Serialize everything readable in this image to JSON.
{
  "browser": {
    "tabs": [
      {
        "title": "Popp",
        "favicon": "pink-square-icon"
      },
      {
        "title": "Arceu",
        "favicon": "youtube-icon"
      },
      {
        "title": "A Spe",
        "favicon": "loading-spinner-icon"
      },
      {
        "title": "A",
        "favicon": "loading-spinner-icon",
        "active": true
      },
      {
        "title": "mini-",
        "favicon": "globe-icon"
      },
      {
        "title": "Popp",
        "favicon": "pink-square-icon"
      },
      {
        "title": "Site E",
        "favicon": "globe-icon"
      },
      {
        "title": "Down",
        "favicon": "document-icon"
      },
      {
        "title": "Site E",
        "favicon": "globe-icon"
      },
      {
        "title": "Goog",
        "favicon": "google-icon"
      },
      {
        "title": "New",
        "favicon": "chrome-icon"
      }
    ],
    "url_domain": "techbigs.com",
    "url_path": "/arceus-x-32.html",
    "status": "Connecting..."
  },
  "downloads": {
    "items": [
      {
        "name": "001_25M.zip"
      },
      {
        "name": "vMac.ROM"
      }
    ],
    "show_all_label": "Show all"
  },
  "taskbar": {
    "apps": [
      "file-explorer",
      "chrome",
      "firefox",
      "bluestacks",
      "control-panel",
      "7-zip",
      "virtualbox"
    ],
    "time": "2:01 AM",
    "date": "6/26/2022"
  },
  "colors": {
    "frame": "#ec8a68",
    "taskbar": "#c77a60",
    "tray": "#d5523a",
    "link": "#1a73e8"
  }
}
=-=-=-=-=
• [STATED EXERCISE]:
Extract the entries above verbatim.

• [ANSWER FOR THIS EXERCISE]:
Serialize everything readable in this image to JSON.
{
  "browser": {
    "tabs": [
      {
        "title": "Popp",
        "favicon": "pink-square-icon"
      },
      {
        "title": "Arceu",
        "favicon": "youtube-icon"
      },
      {
        "title": "A Spe",
        "favicon": "loading-spinner-icon"
      },
      {
        "title": "A",
        "favicon": "loading-spinner-icon",
        "active": true
      },
      {
        "title": "mini-",
        "favicon": "globe-icon"
      },
      {
        "title": "Popp",
        "favicon": "pink-square-icon"
      },
      {
        "title": "Site E",
        "favicon": "globe-icon"
      },
      {
        "title": "Down",
        "favicon": "document-icon"
      },
      {
        "title": "Site E",
        "favicon": "globe-icon"
      },
      {
        "title": "Goog",
        "favicon": "google-icon"
      },
      {
        "title": "New",
        "favicon": "chrome-icon"
      }
    ],
    "url_domain": "techbigs.com",
    "url_path": "/arceus-x-32.html",
    "status": "Connecting..."
  },
  "downloads": {
    "items": [
      {
        "name": "001_25M.zip"
      },
      {
        "name": "vMac.ROM"
      }
    ],
    "show_all_label": "Show all"
  },
  "taskbar": {
    "apps": [
      "file-explorer",
      "chrome",
      "firefox",
      "bluestacks",
      "control-panel",
      "7-zip",
      "virtualbox"
    ],
    "time": "2:01 AM",
    "date": "6/26/2022"
  },
  "colors": {
    "frame": "#ec8a68",
    "taskbar": "#c77a60",
    "tray": "#d5523a",
    "link": "#1a73e8"
  }
}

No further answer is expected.